Work instructions: Type every record exactly as it appears.

[Begin]

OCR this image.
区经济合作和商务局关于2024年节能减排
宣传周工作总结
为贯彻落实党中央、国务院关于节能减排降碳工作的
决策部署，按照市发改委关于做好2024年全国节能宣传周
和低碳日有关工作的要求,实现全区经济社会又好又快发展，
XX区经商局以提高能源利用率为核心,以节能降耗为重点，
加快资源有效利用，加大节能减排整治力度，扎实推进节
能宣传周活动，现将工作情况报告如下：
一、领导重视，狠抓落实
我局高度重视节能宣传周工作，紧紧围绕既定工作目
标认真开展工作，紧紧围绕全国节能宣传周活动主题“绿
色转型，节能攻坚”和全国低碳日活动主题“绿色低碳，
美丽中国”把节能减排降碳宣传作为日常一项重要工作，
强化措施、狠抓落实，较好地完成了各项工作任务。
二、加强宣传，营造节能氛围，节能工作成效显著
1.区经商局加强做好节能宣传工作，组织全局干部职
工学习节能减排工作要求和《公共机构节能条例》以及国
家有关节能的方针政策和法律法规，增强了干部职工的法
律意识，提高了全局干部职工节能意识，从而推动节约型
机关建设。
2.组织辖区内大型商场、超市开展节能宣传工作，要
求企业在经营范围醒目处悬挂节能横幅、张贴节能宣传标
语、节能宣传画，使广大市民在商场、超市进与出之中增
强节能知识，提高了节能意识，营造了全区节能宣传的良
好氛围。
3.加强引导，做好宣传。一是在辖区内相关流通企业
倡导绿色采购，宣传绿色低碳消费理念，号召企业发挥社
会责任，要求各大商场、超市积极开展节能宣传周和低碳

[End]

Solution for this exercise:
OCR this image.
区经济合作和商务局关于2024年节能减排
宣传周工作总结
为贯彻落实党中央、国务院关于节能减排降碳工作的
决策部署，按照市发改委关于做好2024年全国节能宣传周
和低碳日有关工作的要求,实现全区经济社会又好又快发展，
XX区经商局以提高能源利用率为核心,以节能降耗为重点，
加快资源有效利用，加大节能减排整治力度，扎实推进节
能宣传周活动，现将工作情况报告如下：
一、领导重视，狠抓落实
我局高度重视节能宣传周工作，紧紧围绕既定工作目
标认真开展工作，紧紧围绕全国节能宣传周活动主题“绿
色转型，节能攻坚”和全国低碳日活动主题“绿色低碳，
美丽中国”把节能减排降碳宣传作为日常一项重要工作，
强化措施、狠抓落实，较好地完成了各项工作任务。
二、加强宣传，营造节能氛围，节能工作成效显著
1.区经商局加强做好节能宣传工作，组织全局干部职
工学习节能减排工作要求和《公共机构节能条例》以及国
家有关节能的方针政策和法律法规，增强了干部职工的法
律意识，提高了全局干部职工节能意识，从而推动节约型
机关建设。
2.组织辖区内大型商场、超市开展节能宣传工作，要
求企业在经营范围醒目处悬挂节能横幅、张贴节能宣传标
语、节能宣传画，使广大市民在商场、超市进与出之中增
强节能知识，提高了节能意识，营造了全区节能宣传的良
好氛围。
3.加强引导，做好宣传。一是在辖区内相关流通企业
倡导绿色采购，宣传绿色低碳消费理念，号召企业发挥社
会责任，要求各大商场、超市积极开展节能宣传周和低碳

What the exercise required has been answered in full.